§ What is being asked
Restate each entry word for word, leaving nothing out.

§ Records supplied
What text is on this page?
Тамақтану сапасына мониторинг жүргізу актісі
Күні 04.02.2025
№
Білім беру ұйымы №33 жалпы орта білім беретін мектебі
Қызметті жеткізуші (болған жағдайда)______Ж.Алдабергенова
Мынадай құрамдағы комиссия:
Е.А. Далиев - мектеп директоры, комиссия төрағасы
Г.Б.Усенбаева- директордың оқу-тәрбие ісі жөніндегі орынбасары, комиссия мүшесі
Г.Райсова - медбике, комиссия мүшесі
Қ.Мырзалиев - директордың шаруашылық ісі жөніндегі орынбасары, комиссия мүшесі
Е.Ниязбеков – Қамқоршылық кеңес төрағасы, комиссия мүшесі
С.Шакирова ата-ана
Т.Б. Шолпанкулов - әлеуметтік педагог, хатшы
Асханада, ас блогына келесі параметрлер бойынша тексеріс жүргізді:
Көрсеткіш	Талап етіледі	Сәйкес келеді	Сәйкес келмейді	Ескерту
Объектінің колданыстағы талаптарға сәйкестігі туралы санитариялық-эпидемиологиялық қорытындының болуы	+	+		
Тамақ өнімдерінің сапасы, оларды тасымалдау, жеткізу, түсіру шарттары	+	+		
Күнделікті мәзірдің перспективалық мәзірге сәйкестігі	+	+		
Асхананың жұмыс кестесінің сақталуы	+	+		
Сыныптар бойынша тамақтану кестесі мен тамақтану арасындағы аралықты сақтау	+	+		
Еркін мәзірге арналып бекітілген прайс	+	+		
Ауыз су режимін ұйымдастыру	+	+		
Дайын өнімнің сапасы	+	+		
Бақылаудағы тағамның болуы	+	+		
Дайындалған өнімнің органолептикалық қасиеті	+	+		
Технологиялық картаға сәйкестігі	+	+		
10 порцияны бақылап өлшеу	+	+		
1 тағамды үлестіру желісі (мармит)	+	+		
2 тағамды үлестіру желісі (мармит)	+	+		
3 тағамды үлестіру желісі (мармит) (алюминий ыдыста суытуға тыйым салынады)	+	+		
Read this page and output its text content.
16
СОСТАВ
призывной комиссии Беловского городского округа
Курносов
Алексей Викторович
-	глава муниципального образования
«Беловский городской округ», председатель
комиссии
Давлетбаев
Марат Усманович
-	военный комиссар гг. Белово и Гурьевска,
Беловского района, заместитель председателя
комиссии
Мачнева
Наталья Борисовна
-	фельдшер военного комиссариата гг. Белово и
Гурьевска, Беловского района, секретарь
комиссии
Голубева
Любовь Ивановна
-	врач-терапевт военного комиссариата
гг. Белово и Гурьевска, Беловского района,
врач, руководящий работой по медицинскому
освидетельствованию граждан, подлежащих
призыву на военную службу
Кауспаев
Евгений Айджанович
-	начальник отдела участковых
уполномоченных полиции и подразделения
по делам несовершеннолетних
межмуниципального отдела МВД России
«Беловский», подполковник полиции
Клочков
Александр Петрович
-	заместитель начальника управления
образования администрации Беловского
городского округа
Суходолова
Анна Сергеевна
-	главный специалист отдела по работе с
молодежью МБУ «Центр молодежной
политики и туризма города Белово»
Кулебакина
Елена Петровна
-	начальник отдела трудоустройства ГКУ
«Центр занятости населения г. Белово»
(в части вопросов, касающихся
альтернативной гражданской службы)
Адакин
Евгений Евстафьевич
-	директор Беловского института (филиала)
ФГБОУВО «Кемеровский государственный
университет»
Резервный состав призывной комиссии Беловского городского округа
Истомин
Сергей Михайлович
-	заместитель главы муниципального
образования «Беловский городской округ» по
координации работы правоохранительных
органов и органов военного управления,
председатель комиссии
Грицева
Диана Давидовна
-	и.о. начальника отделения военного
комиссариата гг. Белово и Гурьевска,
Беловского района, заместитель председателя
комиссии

§ Task response
What text is on this page?
Тамақтану сапасына мониторинг жүргізу актісі
Күні 04.02.2025
№
Білім беру ұйымы №33 жалпы орта білім беретін мектебі
Қызметті жеткізуші (болған жағдайда)______Ж.Алдабергенова
Мынадай құрамдағы комиссия:
Е.А. Далиев - мектеп директоры, комиссия төрағасы
Г.Б.Усенбаева- директордың оқу-тәрбие ісі жөніндегі орынбасары, комиссия мүшесі
Г.Райсова - медбике, комиссия мүшесі
Қ.Мырзалиев - директордың шаруашылық ісі жөніндегі орынбасары, комиссия мүшесі
Е.Ниязбеков – Қамқоршылық кеңес төрағасы, комиссия мүшесі
С.Шакирова ата-ана
Т.Б. Шолпанкулов - әлеуметтік педагог, хатшы
Асханада, ас блогына келесі параметрлер бойынша тексеріс жүргізді:
Көрсеткіш	Талап етіледі	Сәйкес келеді	Сәйкес келмейді	Ескерту
Объектінің колданыстағы талаптарға сәйкестігі туралы санитариялық-эпидемиологиялық қорытындының болуы	+	+		
Тамақ өнімдерінің сапасы, оларды тасымалдау, жеткізу, түсіру шарттары	+	+		
Күнделікті мәзірдің перспективалық мәзірге сәйкестігі	+	+		
Асхананың жұмыс кестесінің сақталуы	+	+		
Сыныптар бойынша тамақтану кестесі мен тамақтану арасындағы аралықты сақтау	+	+		
Еркін мәзірге арналып бекітілген прайс	+	+		
Ауыз су режимін ұйымдастыру	+	+		
Дайын өнімнің сапасы	+	+		
Бақылаудағы тағамның болуы	+	+		
Дайындалған өнімнің органолептикалық қасиеті	+	+		
Технологиялық картаға сәйкестігі	+	+		
10 порцияны бақылап өлшеу	+	+		
1 тағамды үлестіру желісі (мармит)	+	+		
2 тағамды үлестіру желісі (мармит)	+	+		
3 тағамды үлестіру желісі (мармит) (алюминий ыдыста суытуға тыйым салынады)	+	+		
Read this page and output its text content.
16
СОСТАВ
призывной комиссии Беловского городского округа
Курносов
Алексей Викторович
-	глава муниципального образования
«Беловский городской округ», председатель
комиссии
Давлетбаев
Марат Усманович
-	военный комиссар гг. Белово и Гурьевска,
Беловского района, заместитель председателя
комиссии
Мачнева
Наталья Борисовна
-	фельдшер военного комиссариата гг. Белово и
Гурьевска, Беловского района, секретарь
комиссии
Голубева
Любовь Ивановна
-	врач-терапевт военного комиссариата
гг. Белово и Гурьевска, Беловского района,
врач, руководящий работой по медицинскому
освидетельствованию граждан, подлежащих
призыву на военную службу
Кауспаев
Евгений Айджанович
-	начальник отдела участковых
уполномоченных полиции и подразделения
по делам несовершеннолетних
межмуниципального отдела МВД России
«Беловский», подполковник полиции
Клочков
Александр Петрович
-	заместитель начальника управления
образования администрации Беловского
городского округа
Суходолова
Анна Сергеевна
-	главный специалист отдела по работе с
молодежью МБУ «Центр молодежной
политики и туризма города Белово»
Кулебакина
Елена Петровна
-	начальник отдела трудоустройства ГКУ
«Центр занятости населения г. Белово»
(в части вопросов, касающихся
альтернативной гражданской службы)
Адакин
Евгений Евстафьевич
-	директор Беловского института (филиала)
ФГБОУВО «Кемеровский государственный
университет»
Резервный состав призывной комиссии Беловского городского округа
Истомин
Сергей Михайлович
-	заместитель главы муниципального
образования «Беловский городской округ» по
координации работы правоохранительных
органов и органов военного управления,
председатель комиссии
Грицева
Диана Давидовна
-	и.о. начальника отделения военного
комиссариата гг. Белово и Гурьевска,
Беловского района, заместитель председателя
комиссии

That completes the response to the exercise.